**What to work on:** Within the records below, find each line that holds the string "confirmed", then copy it.

:: Given records ::

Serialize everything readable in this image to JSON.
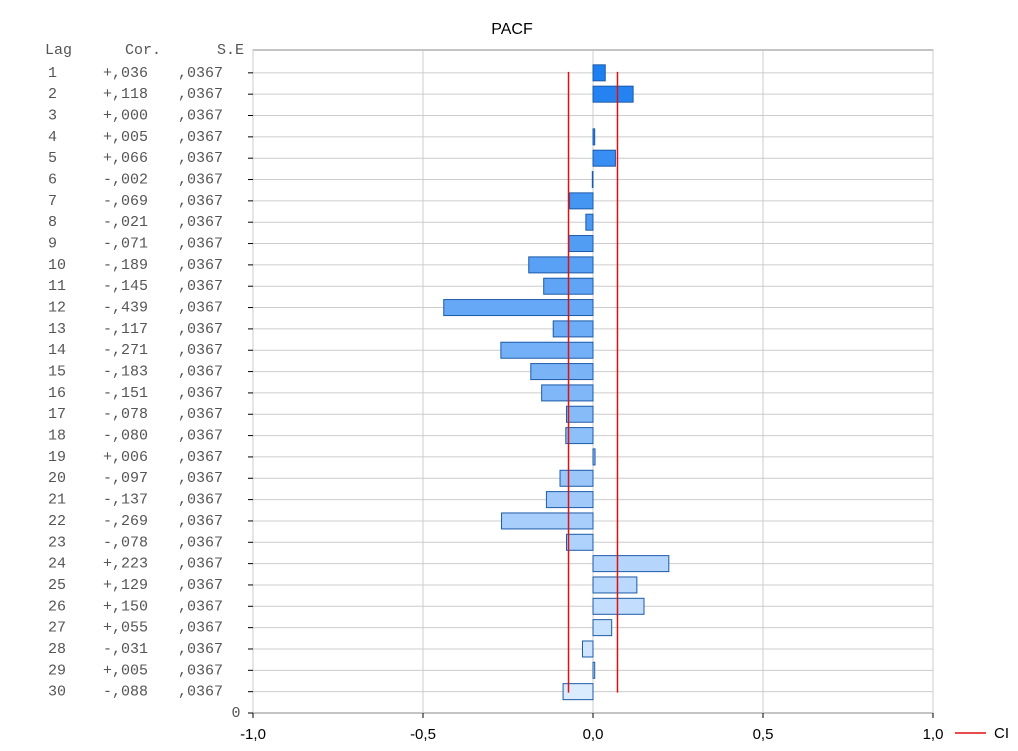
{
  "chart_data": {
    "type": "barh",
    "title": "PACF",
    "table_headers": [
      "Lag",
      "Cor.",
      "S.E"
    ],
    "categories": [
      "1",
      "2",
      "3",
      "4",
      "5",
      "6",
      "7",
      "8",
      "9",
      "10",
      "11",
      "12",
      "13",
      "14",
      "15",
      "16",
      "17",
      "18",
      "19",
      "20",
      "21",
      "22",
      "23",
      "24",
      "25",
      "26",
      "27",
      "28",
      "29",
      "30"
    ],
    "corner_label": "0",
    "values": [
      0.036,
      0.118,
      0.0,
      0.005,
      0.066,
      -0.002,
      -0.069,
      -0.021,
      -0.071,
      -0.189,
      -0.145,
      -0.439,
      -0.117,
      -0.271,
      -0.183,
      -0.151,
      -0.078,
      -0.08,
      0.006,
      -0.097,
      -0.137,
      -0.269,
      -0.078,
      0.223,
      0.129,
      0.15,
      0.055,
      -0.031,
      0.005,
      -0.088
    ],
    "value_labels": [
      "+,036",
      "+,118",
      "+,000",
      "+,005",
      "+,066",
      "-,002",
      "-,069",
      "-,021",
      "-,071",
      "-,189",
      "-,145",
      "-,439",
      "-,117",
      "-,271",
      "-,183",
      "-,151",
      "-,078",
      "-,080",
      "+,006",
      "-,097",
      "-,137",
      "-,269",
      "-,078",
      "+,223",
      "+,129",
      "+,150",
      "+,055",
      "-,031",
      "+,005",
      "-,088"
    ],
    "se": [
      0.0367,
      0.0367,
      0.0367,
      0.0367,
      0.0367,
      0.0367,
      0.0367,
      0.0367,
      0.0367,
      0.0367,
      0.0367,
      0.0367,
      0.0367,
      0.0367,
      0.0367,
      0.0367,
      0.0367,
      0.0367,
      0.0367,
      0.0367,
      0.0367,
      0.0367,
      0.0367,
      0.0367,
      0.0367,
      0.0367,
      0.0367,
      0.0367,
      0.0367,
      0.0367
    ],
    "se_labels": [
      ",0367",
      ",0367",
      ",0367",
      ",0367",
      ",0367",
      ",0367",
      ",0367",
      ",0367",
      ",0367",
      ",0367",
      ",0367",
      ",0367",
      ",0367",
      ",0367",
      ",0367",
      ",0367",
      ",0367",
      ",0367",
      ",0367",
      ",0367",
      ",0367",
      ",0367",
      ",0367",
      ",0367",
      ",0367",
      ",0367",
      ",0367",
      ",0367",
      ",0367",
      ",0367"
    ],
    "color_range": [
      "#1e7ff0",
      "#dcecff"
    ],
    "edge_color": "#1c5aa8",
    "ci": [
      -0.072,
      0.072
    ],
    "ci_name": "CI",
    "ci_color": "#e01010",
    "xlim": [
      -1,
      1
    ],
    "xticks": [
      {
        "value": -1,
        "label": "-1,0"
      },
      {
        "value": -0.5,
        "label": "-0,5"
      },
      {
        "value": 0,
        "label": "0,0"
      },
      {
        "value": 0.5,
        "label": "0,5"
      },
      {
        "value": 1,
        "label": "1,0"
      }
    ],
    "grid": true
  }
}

:::
:: Given records ::

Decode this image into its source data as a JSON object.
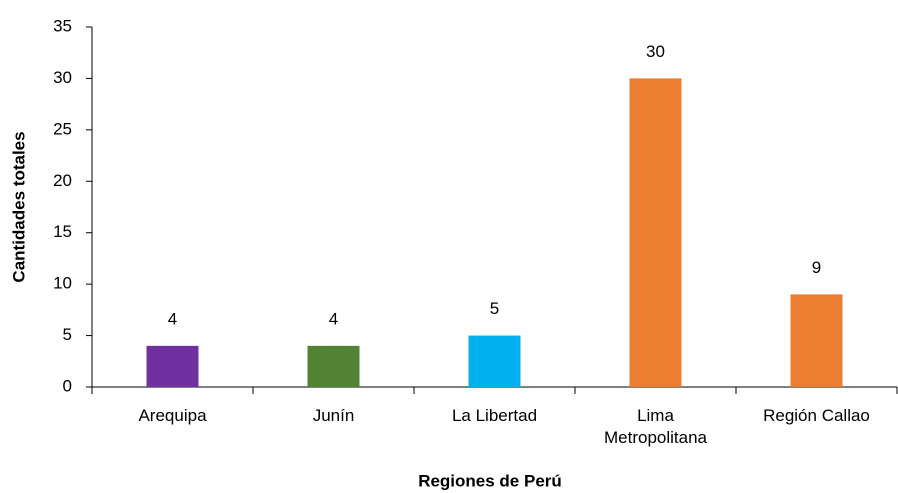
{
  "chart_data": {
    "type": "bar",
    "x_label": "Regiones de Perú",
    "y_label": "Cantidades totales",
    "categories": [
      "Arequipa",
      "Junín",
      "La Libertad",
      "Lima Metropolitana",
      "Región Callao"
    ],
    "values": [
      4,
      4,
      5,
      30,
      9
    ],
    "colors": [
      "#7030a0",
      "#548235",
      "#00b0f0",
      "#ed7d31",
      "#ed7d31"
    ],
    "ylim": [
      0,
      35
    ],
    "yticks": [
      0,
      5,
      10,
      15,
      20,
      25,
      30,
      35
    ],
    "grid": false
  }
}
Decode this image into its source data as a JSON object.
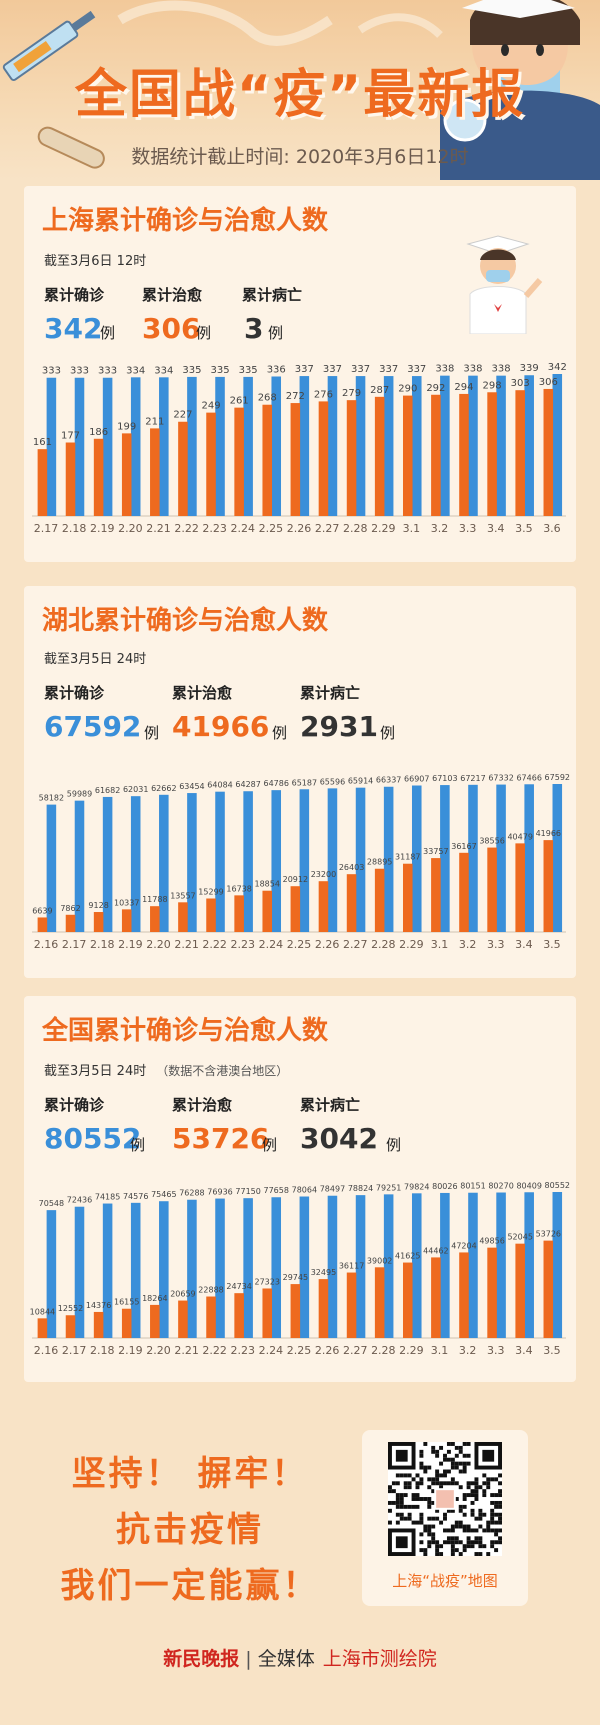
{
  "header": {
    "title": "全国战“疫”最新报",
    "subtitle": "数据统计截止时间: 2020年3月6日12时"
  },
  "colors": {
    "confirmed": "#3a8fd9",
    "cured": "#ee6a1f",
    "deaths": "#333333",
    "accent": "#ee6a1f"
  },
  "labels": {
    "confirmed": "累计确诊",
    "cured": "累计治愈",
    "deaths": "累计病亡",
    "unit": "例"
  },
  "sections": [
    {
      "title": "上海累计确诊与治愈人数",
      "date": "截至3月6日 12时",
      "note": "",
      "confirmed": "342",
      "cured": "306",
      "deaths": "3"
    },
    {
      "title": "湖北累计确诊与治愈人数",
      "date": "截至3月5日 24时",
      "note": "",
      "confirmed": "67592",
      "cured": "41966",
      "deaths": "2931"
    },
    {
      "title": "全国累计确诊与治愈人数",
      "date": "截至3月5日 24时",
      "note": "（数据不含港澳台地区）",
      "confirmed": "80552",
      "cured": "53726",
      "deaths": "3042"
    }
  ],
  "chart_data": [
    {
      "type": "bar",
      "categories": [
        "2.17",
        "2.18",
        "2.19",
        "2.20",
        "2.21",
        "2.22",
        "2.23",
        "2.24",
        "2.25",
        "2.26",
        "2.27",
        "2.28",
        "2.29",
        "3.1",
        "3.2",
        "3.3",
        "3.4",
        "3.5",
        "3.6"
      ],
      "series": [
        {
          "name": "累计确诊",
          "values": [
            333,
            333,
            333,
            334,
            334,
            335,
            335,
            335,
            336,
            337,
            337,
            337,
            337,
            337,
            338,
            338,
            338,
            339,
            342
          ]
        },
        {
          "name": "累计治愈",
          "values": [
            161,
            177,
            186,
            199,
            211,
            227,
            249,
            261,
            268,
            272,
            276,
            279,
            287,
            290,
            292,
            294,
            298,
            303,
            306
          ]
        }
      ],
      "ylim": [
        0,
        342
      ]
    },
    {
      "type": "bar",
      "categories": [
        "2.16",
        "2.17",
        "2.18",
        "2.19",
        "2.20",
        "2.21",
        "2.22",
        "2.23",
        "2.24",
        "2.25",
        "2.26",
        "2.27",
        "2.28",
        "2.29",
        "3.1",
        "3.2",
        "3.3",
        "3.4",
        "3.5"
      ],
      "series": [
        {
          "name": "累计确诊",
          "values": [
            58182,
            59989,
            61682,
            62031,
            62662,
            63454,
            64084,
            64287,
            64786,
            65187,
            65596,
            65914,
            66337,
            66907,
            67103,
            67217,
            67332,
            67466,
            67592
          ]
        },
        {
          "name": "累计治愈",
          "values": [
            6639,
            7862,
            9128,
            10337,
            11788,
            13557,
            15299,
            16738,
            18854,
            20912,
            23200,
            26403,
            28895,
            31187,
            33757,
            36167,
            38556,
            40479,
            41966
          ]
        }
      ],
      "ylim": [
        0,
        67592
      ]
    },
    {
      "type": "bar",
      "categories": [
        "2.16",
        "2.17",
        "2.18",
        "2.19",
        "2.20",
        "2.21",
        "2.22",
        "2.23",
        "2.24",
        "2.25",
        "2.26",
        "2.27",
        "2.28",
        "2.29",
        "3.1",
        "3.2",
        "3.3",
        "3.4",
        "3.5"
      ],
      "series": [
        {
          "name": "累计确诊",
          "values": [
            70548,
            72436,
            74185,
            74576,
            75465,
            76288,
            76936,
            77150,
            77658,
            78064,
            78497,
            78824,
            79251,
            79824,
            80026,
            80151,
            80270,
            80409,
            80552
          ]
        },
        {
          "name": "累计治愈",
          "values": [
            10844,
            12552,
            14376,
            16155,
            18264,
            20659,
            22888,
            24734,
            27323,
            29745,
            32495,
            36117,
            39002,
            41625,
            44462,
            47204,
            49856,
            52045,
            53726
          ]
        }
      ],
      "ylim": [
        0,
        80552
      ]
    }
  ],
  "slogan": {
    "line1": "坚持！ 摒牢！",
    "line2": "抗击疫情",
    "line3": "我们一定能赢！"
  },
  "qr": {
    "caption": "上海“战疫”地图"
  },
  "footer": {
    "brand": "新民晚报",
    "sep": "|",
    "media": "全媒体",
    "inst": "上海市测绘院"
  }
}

:::

**Completed exercise:**
    "confirmed": "#3a8fd9",
    "confirmed": "累计确诊",
      "confirmed": "342",
      "confirmed": "67592",
      "confirmed": "80552",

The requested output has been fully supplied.